# start of DATASET CONTENT

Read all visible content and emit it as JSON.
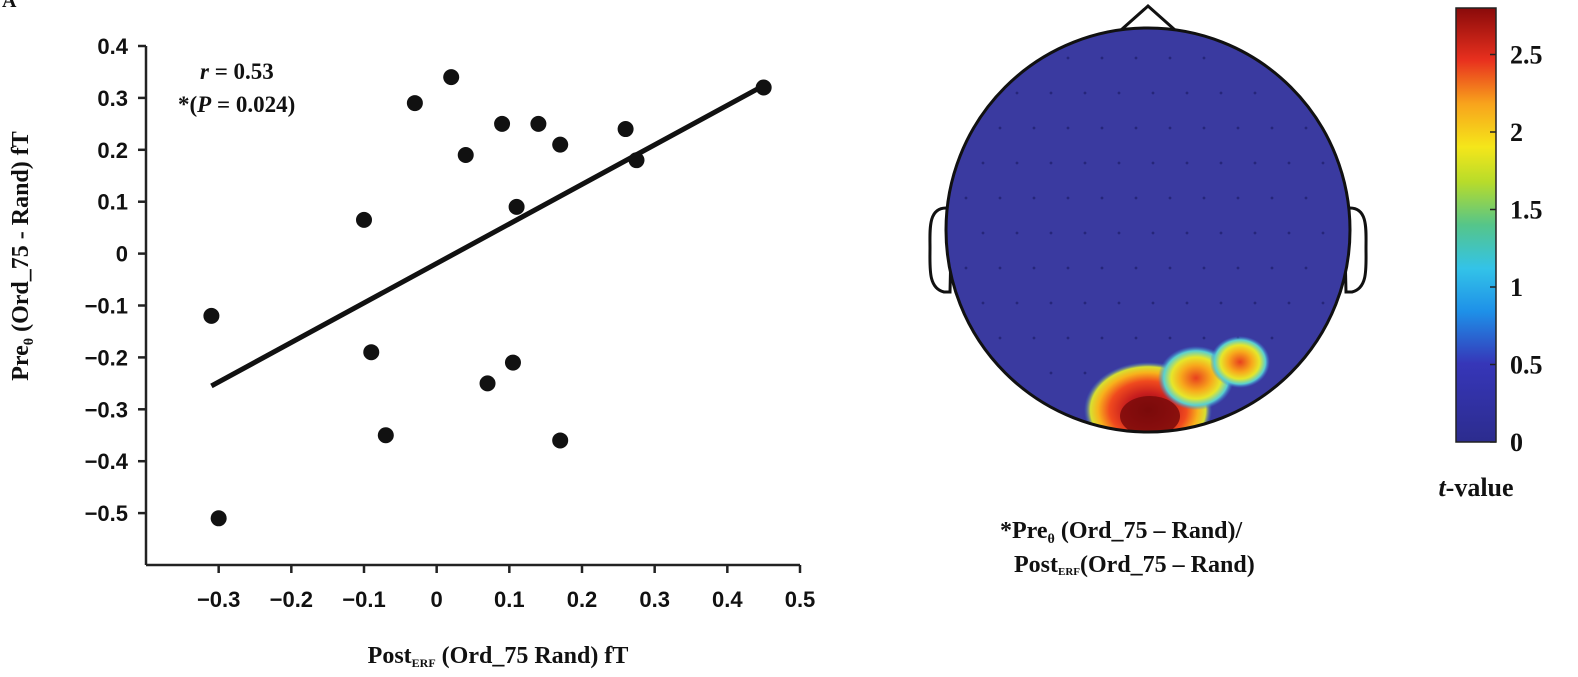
{
  "panel_letter": "A",
  "chart_data": [
    {
      "type": "scatter",
      "title": "",
      "xlabel_main": "Post",
      "xlabel_sub": "ERF",
      "xlabel_rest": " (Ord_75  Rand)  fT",
      "ylabel_main": "Pre",
      "ylabel_sub": "θ",
      "ylabel_rest": " (Ord_75 - Rand) fT",
      "xlim": [
        -0.4,
        0.5
      ],
      "ylim": [
        -0.6,
        0.4
      ],
      "x_ticks": [
        -0.3,
        -0.2,
        -0.1,
        0,
        0.1,
        0.2,
        0.3,
        0.4,
        0.5
      ],
      "x_tick_labels": [
        "−0.3",
        "−0.2",
        "−0.1",
        "0",
        "0.1",
        "0.2",
        "0.3",
        "0.4",
        "0.5"
      ],
      "y_ticks": [
        0.4,
        0.3,
        0.2,
        0.1,
        0,
        -0.1,
        -0.2,
        -0.3,
        -0.4,
        -0.5
      ],
      "y_tick_labels": [
        "0.4",
        "0.3",
        "0.2",
        "0.1",
        "0",
        "−0.1",
        "−0.2",
        "−0.3",
        "−0.4",
        "−0.5"
      ],
      "points": [
        {
          "x": -0.31,
          "y": -0.12
        },
        {
          "x": -0.3,
          "y": -0.51
        },
        {
          "x": -0.1,
          "y": 0.065
        },
        {
          "x": -0.09,
          "y": -0.19
        },
        {
          "x": -0.07,
          "y": -0.35
        },
        {
          "x": -0.03,
          "y": 0.29
        },
        {
          "x": 0.02,
          "y": 0.34
        },
        {
          "x": 0.04,
          "y": 0.19
        },
        {
          "x": 0.07,
          "y": -0.25
        },
        {
          "x": 0.09,
          "y": 0.25
        },
        {
          "x": 0.105,
          "y": -0.21
        },
        {
          "x": 0.11,
          "y": 0.09
        },
        {
          "x": 0.14,
          "y": 0.25
        },
        {
          "x": 0.17,
          "y": 0.21
        },
        {
          "x": 0.17,
          "y": -0.36
        },
        {
          "x": 0.26,
          "y": 0.24
        },
        {
          "x": 0.275,
          "y": 0.18
        },
        {
          "x": 0.45,
          "y": 0.32
        }
      ],
      "fit_line": [
        {
          "x": -0.31,
          "y": -0.255
        },
        {
          "x": 0.445,
          "y": 0.32
        }
      ],
      "annotation_line1_italic": "r",
      "annotation_line1_rest": " = 0.53",
      "annotation_line2_pre": "*(",
      "annotation_line2_italic": "P",
      "annotation_line2_rest": " = 0.024)"
    },
    {
      "type": "heatmap",
      "title": "",
      "colorbar_range": [
        0,
        2.8
      ],
      "colorbar_ticks": [
        0,
        0.5,
        1,
        1.5,
        2,
        2.5
      ],
      "colorbar_tick_labels": [
        "0",
        "0.5",
        "1",
        "1.5",
        "2",
        "2.5"
      ],
      "colorbar_label_italic": "t",
      "colorbar_label_rest": "-value",
      "caption_line1_prefix": "*Pre",
      "caption_line1_sub": "θ",
      "caption_line1_rest": " (Ord_75 – Rand)/",
      "caption_line2_prefix": "Post",
      "caption_line2_sub": "ERF",
      "caption_line2_rest": "(Ord_75 – Rand)",
      "colors": {
        "background": "#3b3b9a",
        "low": "#3636a0",
        "high": "#7a0a0a"
      }
    }
  ]
}
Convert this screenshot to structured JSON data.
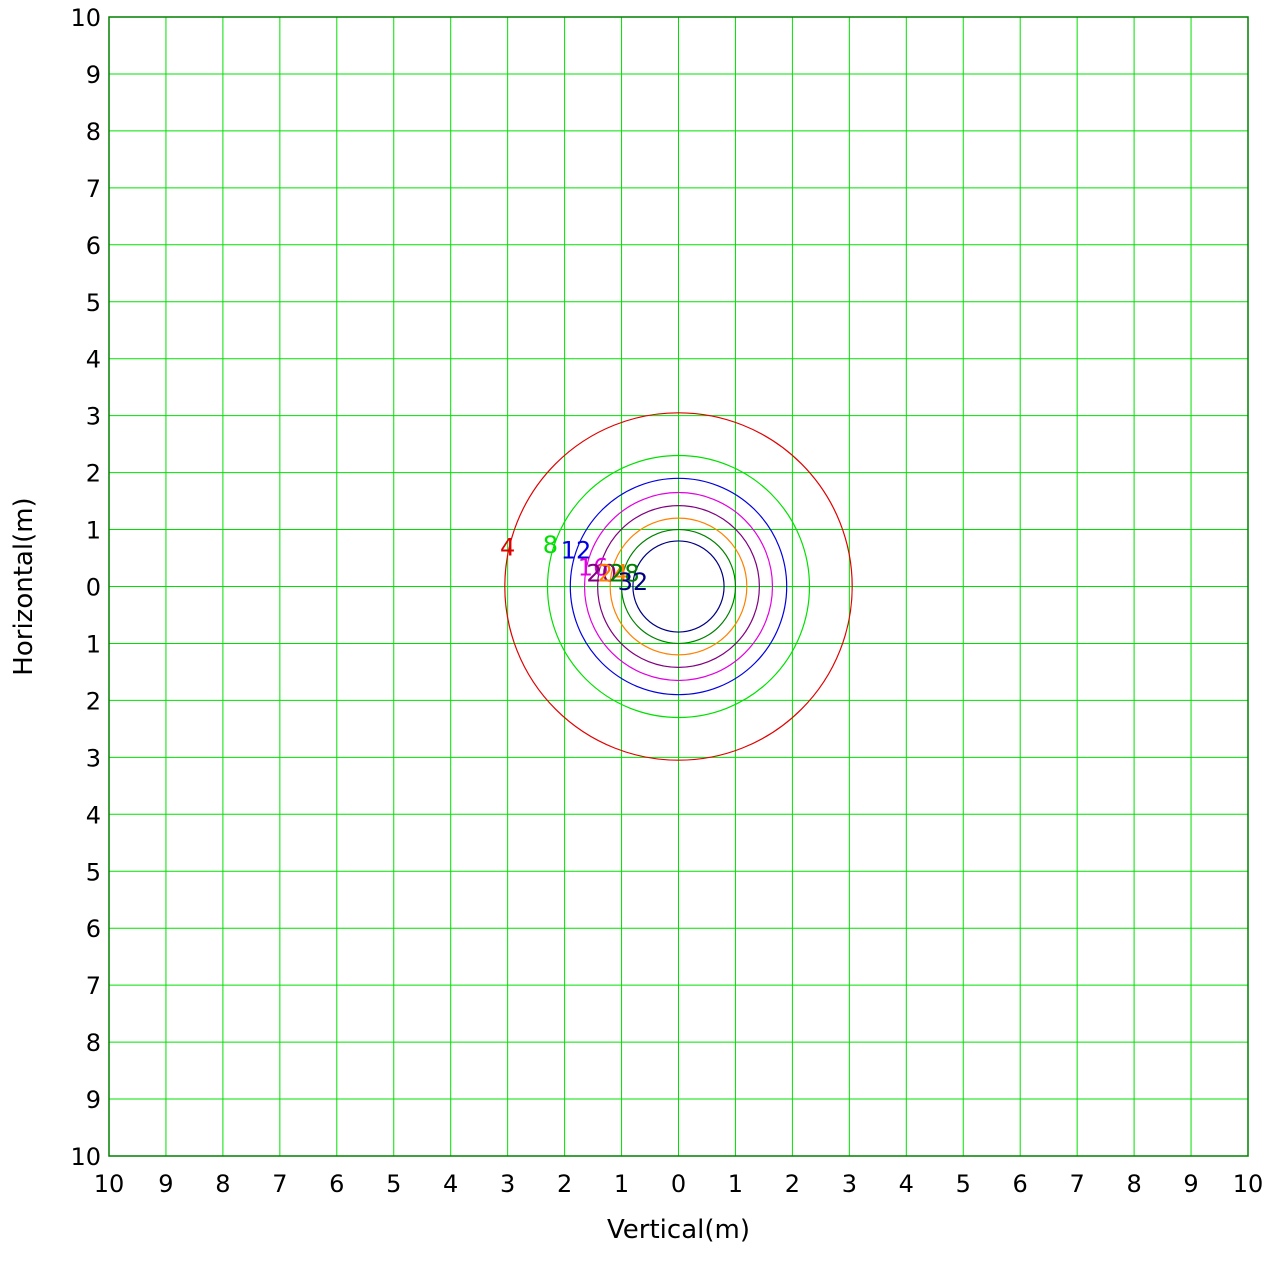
{
  "chart_data": {
    "type": "contour",
    "title": "",
    "xlabel": "Vertical(m)",
    "ylabel": "Horizontal(m)",
    "xlim": [
      -10,
      10
    ],
    "ylim": [
      -10,
      10
    ],
    "grid": true,
    "grid_color": "#00e000",
    "x_tick_labels": [
      "10",
      "9",
      "8",
      "7",
      "6",
      "5",
      "4",
      "3",
      "2",
      "1",
      "0",
      "1",
      "2",
      "3",
      "4",
      "5",
      "6",
      "7",
      "8",
      "9",
      "10"
    ],
    "y_tick_labels": [
      "10",
      "9",
      "8",
      "7",
      "6",
      "5",
      "4",
      "3",
      "2",
      "1",
      "0",
      "1",
      "2",
      "3",
      "4",
      "5",
      "6",
      "7",
      "8",
      "9",
      "10"
    ],
    "contours": [
      {
        "level": 4,
        "label": "4",
        "radius": 3.05,
        "color": "#e00000",
        "label_x": -3.0,
        "label_y": 0.7
      },
      {
        "level": 8,
        "label": "8",
        "radius": 2.3,
        "color": "#00e000",
        "label_x": -2.25,
        "label_y": 0.75
      },
      {
        "level": 12,
        "label": "12",
        "radius": 1.9,
        "color": "#0000e0",
        "label_x": -1.8,
        "label_y": 0.65
      },
      {
        "level": 16,
        "label": "16",
        "radius": 1.65,
        "color": "#e000e0",
        "label_x": -1.5,
        "label_y": 0.35
      },
      {
        "level": 20,
        "label": "20",
        "radius": 1.42,
        "color": "#800080",
        "label_x": -1.35,
        "label_y": 0.25
      },
      {
        "level": 24,
        "label": "24",
        "radius": 1.2,
        "color": "#ff8000",
        "label_x": -1.15,
        "label_y": 0.25
      },
      {
        "level": 28,
        "label": "28",
        "radius": 1.0,
        "color": "#008000",
        "label_x": -0.95,
        "label_y": 0.25
      },
      {
        "level": 32,
        "label": "32",
        "radius": 0.8,
        "color": "#000080",
        "label_x": -0.8,
        "label_y": 0.1
      }
    ]
  }
}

# end of DATASET CONTENT

WRITTEN TASK
Only the number is wanted: count the lines of the records that hold the word "Rand".

RESPONSE TO THE EXERCISE
4